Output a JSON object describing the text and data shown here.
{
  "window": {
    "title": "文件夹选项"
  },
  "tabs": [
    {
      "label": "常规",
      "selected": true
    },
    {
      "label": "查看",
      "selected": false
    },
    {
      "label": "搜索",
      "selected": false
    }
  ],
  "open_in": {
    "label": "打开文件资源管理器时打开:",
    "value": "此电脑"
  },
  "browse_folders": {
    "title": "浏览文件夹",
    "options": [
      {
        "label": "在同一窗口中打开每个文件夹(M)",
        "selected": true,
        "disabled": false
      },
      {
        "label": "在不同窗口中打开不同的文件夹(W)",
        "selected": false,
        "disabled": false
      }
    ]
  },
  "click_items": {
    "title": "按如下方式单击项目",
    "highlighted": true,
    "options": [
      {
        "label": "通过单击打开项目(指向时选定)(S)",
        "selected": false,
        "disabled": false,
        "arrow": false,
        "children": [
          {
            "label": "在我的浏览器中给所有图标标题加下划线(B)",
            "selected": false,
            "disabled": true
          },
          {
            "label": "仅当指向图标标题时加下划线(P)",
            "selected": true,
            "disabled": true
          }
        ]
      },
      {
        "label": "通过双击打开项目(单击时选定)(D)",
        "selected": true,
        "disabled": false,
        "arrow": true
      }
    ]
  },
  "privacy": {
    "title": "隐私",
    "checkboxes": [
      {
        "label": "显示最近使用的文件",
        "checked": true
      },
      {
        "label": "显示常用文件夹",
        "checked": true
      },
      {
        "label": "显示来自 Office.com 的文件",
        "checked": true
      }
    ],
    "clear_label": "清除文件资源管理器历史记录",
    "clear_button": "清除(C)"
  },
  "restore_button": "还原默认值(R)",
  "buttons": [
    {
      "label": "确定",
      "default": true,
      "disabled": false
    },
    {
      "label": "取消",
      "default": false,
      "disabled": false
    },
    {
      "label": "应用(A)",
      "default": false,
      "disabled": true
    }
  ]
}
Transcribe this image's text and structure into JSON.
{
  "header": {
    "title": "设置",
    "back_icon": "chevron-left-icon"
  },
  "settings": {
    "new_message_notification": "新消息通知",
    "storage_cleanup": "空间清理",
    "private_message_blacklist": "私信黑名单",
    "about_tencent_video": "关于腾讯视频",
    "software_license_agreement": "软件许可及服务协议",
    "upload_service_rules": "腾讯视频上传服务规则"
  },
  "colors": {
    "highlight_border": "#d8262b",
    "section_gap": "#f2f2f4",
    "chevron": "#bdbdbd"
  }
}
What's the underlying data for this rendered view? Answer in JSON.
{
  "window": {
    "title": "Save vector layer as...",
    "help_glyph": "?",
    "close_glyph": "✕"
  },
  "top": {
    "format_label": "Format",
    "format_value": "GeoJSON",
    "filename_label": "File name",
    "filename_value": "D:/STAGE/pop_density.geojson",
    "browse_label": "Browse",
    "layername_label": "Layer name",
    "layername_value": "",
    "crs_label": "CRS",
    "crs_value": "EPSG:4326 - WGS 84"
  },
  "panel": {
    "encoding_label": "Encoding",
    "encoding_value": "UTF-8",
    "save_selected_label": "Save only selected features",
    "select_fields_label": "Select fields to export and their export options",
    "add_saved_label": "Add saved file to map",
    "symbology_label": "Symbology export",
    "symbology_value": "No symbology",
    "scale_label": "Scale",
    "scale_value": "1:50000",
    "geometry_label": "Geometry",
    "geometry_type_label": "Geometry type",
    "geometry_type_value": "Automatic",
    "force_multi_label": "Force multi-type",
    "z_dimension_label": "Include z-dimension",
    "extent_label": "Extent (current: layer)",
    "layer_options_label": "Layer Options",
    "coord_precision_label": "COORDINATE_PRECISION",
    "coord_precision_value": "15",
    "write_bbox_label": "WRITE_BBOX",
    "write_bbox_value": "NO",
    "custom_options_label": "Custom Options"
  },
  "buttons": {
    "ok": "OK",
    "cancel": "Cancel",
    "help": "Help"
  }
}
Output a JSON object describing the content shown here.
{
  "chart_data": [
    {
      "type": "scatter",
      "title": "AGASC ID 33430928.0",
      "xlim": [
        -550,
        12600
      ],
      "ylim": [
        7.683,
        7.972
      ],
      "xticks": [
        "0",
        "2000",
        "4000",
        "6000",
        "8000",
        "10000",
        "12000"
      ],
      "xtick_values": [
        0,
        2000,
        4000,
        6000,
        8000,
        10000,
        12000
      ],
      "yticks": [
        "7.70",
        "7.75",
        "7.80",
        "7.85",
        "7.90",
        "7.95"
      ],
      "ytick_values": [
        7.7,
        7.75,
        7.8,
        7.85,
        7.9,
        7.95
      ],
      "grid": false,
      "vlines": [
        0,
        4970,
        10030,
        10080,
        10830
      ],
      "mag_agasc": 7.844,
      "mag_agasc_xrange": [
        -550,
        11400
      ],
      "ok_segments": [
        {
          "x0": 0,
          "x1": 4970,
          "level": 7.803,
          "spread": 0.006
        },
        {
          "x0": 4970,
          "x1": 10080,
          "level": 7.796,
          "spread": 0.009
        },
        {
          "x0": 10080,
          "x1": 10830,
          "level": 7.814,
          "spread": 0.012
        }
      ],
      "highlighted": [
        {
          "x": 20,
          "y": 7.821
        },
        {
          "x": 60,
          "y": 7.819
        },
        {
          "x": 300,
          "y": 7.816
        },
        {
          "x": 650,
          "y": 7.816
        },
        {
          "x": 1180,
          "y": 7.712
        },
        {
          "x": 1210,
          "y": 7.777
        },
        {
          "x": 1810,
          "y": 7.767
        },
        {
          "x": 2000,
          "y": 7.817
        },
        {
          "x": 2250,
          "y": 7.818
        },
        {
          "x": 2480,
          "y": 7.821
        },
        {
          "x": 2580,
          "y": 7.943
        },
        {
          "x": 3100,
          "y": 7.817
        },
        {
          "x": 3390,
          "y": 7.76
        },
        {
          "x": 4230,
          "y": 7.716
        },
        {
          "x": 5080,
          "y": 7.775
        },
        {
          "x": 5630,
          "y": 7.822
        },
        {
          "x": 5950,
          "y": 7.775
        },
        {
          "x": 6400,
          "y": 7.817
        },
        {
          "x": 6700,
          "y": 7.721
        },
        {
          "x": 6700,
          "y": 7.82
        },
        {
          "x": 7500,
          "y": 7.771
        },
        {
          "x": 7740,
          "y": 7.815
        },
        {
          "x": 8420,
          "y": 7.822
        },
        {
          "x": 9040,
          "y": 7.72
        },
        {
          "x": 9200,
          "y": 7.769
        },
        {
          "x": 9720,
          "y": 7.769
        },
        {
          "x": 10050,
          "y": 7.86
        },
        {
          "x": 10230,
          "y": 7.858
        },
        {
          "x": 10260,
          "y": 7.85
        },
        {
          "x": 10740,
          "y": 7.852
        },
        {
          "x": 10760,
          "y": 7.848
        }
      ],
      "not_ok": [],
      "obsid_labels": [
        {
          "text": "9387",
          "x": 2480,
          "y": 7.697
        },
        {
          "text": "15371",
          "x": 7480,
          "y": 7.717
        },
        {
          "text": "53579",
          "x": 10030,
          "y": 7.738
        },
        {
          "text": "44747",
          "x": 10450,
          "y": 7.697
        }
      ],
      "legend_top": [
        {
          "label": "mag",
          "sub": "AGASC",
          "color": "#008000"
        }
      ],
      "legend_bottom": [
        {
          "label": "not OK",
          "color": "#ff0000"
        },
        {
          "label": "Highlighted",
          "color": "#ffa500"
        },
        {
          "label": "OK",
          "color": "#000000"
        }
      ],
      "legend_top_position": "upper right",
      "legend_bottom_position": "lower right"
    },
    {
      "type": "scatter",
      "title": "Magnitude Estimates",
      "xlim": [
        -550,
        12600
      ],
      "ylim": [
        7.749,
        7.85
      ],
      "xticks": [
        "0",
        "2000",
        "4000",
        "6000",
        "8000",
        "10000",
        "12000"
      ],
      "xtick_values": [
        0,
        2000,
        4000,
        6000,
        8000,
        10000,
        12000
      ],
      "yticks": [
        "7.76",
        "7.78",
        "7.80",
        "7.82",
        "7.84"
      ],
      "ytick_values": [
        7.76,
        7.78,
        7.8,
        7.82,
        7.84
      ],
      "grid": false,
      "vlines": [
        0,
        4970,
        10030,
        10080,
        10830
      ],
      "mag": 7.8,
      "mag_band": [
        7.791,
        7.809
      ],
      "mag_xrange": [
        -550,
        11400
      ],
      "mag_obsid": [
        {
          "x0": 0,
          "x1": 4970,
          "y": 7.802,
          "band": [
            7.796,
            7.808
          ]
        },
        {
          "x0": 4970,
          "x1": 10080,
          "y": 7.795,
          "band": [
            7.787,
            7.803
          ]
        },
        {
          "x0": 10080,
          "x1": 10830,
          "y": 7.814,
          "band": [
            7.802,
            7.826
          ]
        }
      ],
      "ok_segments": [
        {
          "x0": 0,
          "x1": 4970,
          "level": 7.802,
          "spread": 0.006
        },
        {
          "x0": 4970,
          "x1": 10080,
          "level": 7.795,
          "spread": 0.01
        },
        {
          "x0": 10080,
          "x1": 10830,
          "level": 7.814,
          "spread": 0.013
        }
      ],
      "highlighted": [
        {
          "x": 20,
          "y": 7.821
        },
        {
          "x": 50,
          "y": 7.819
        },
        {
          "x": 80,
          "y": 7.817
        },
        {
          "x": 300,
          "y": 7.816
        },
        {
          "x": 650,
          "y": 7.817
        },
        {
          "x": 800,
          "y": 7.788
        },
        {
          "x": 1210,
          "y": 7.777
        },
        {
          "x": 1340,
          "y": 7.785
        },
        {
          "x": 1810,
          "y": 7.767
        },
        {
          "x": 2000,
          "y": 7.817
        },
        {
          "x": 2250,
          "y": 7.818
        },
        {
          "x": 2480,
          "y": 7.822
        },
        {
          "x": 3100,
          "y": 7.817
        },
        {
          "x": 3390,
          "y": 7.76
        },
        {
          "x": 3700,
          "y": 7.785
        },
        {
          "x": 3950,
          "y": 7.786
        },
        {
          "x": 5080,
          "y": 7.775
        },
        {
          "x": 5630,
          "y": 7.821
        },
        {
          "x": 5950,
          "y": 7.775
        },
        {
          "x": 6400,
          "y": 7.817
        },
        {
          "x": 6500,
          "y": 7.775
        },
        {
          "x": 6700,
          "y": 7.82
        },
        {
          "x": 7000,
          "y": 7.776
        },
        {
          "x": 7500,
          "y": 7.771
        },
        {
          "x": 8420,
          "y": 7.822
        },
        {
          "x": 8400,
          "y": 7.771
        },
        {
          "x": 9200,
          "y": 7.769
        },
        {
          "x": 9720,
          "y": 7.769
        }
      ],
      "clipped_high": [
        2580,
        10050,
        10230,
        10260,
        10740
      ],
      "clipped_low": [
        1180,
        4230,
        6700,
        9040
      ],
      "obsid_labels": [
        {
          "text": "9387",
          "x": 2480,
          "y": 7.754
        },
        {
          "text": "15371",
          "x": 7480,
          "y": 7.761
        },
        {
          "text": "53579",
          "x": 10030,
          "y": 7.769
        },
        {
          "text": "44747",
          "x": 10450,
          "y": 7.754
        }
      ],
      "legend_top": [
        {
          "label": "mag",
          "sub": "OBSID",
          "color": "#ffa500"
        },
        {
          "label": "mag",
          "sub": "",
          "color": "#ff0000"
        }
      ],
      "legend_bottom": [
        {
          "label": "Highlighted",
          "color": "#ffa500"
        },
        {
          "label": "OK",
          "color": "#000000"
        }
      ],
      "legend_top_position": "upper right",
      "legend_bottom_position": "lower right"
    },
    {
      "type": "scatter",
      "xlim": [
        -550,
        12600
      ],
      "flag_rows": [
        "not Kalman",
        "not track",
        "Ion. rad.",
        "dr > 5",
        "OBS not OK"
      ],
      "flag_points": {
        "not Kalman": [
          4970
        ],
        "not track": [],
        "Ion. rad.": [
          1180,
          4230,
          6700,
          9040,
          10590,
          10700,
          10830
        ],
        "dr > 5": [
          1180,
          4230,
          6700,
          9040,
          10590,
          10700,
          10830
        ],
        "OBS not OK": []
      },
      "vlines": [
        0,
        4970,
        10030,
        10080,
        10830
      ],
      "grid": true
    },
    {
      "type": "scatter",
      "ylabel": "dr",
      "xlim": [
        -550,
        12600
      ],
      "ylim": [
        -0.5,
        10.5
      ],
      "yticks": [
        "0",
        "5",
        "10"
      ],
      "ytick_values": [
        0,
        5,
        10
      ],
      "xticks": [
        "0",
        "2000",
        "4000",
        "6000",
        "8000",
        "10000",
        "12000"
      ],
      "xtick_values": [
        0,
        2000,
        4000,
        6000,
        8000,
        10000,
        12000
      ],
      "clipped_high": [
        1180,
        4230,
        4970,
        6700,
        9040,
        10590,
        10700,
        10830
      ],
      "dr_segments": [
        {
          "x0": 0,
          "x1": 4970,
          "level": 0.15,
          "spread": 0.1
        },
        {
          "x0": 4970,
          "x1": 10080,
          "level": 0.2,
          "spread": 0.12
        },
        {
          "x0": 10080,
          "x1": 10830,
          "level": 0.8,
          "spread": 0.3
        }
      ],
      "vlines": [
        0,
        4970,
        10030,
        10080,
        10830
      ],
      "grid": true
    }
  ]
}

————

### STATED PROBLEM:
Only the number is needed: state how many lines in the listing contain "here".

### FINAL RESULT:
2